— start of Records for the task —

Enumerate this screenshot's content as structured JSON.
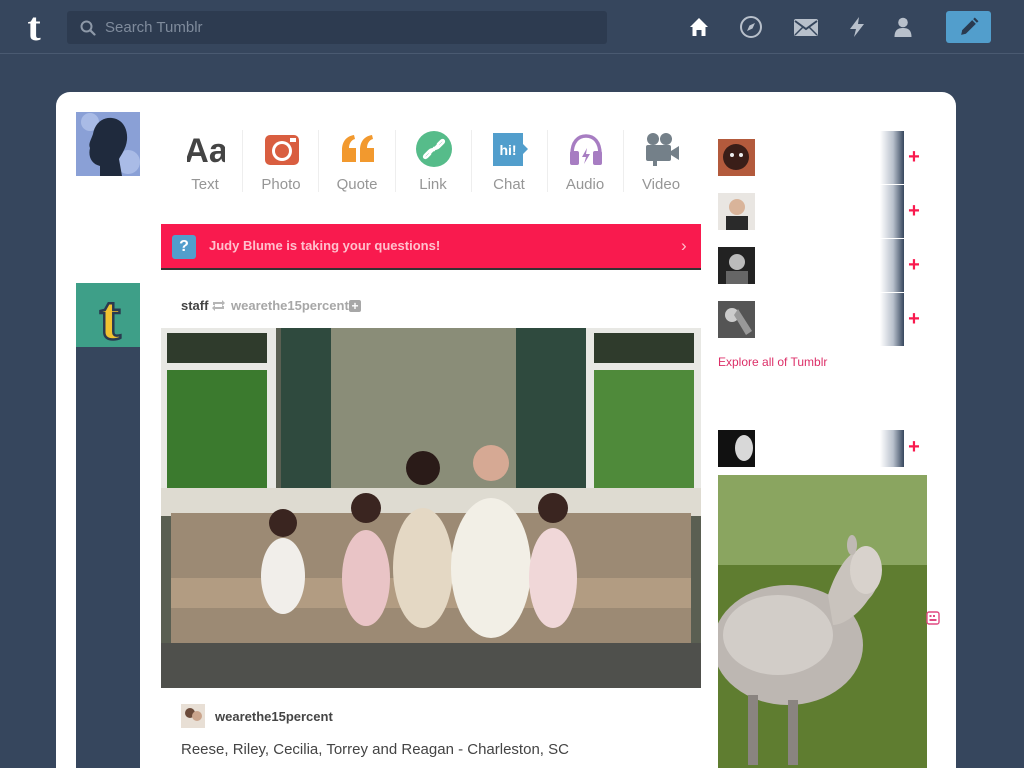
{
  "header": {
    "logo_letter": "t",
    "search_placeholder": "Search Tumblr",
    "nav_icons": [
      "home-icon",
      "explore-icon",
      "inbox-icon",
      "activity-icon",
      "account-icon"
    ],
    "compose_icon": "pencil-icon"
  },
  "post_types": [
    {
      "label": "Text",
      "icon": "text-icon",
      "color": "#444444"
    },
    {
      "label": "Photo",
      "icon": "camera-icon",
      "color": "#d95e40"
    },
    {
      "label": "Quote",
      "icon": "quote-icon",
      "color": "#f2992e"
    },
    {
      "label": "Link",
      "icon": "link-icon",
      "color": "#56bc8a"
    },
    {
      "label": "Chat",
      "icon": "chat-icon",
      "color": "#529ecc",
      "icon_text": "hi!"
    },
    {
      "label": "Audio",
      "icon": "headphones-icon",
      "color": "#a77dc2"
    },
    {
      "label": "Video",
      "icon": "video-camera-icon",
      "color": "#748089"
    }
  ],
  "banner": {
    "icon_text": "?",
    "text": "Judy Blume is taking your questions!",
    "chevron": "›",
    "color": "#f91a4e"
  },
  "post": {
    "user": "staff",
    "reblogged_from": "wearethe15percent",
    "caption_user": "wearethe15percent",
    "caption": "Reese, Riley, Cecilia, Torrey and Reagan - Charleston, SC"
  },
  "sidebar": {
    "follow_symbol": "+",
    "explore_link": "Explore all of Tumblr",
    "recommended_count_visible": 4
  },
  "colors": {
    "background": "#36465d",
    "accent_pink": "#f91a4e",
    "compose_blue": "#529ecc",
    "link_pink": "#dc2f68"
  }
}
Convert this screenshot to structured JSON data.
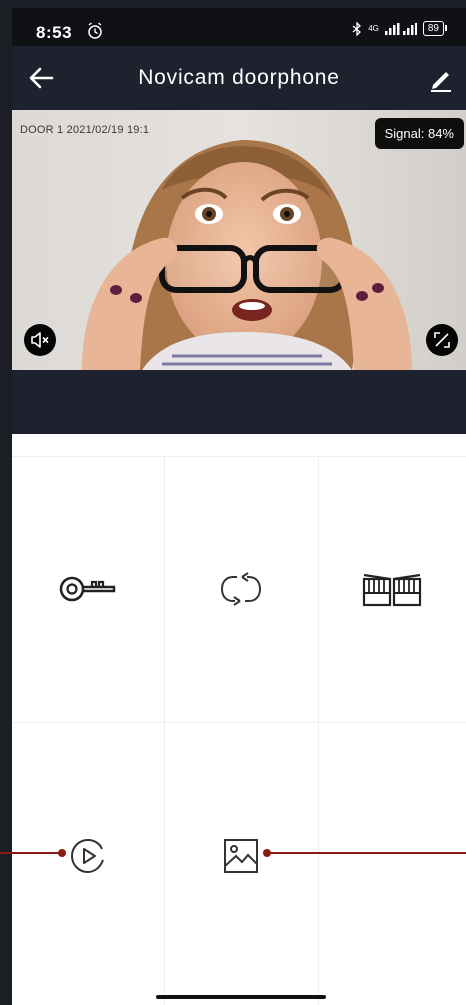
{
  "status_bar": {
    "time": "8:53",
    "network": "4G",
    "battery": "89"
  },
  "header": {
    "title": "Novicam doorphone"
  },
  "video": {
    "stamp": "DOOR 1 2021/02/19 19:1",
    "signal": "Signal: 84%"
  },
  "controls": {
    "unlock_icon": "key-icon",
    "switch_icon": "cycle-arrows-icon",
    "gate_icon": "gate-icon",
    "playback_icon": "play-circle-icon",
    "gallery_icon": "image-icon"
  },
  "colors": {
    "header_bg": "#1d222e",
    "pointer": "#8b1a14",
    "icon": "#222222"
  }
}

— end of Records for the task —

Transcribe all of the records above character for character. Exclude the pictures.

=== Complete answer ===
Enumerate this screenshot's content as structured JSON.
{
  "header": {
    "logo_letter": "t",
    "search_placeholder": "Search Tumblr",
    "nav_icons": [
      "home-icon",
      "explore-icon",
      "inbox-icon",
      "activity-icon",
      "account-icon"
    ],
    "compose_icon": "pencil-icon"
  },
  "post_types": [
    {
      "label": "Text",
      "icon": "text-icon",
      "color": "#444444"
    },
    {
      "label": "Photo",
      "icon": "camera-icon",
      "color": "#d95e40"
    },
    {
      "label": "Quote",
      "icon": "quote-icon",
      "color": "#f2992e"
    },
    {
      "label": "Link",
      "icon": "link-icon",
      "color": "#56bc8a"
    },
    {
      "label": "Chat",
      "icon": "chat-icon",
      "color": "#529ecc",
      "icon_text": "hi!"
    },
    {
      "label": "Audio",
      "icon": "headphones-icon",
      "color": "#a77dc2"
    },
    {
      "label": "Video",
      "icon": "video-camera-icon",
      "color": "#748089"
    }
  ],
  "banner": {
    "icon_text": "?",
    "text": "Judy Blume is taking your questions!",
    "chevron": "›",
    "color": "#f91a4e"
  },
  "post": {
    "user": "staff",
    "reblogged_from": "wearethe15percent",
    "caption_user": "wearethe15percent",
    "caption": "Reese, Riley, Cecilia, Torrey and Reagan - Charleston, SC"
  },
  "sidebar": {
    "follow_symbol": "+",
    "explore_link": "Explore all of Tumblr",
    "recommended_count_visible": 4
  },
  "colors": {
    "background": "#36465d",
    "accent_pink": "#f91a4e",
    "compose_blue": "#529ecc",
    "link_pink": "#dc2f68"
  }
}
Convert this screenshot to structured JSON data.
{
  "status_bar": {
    "time": "8:53",
    "network": "4G",
    "battery": "89"
  },
  "header": {
    "title": "Novicam doorphone"
  },
  "video": {
    "stamp": "DOOR 1 2021/02/19 19:1",
    "signal": "Signal: 84%"
  },
  "controls": {
    "unlock_icon": "key-icon",
    "switch_icon": "cycle-arrows-icon",
    "gate_icon": "gate-icon",
    "playback_icon": "play-circle-icon",
    "gallery_icon": "image-icon"
  },
  "colors": {
    "header_bg": "#1d222e",
    "pointer": "#8b1a14",
    "icon": "#222222"
  }
}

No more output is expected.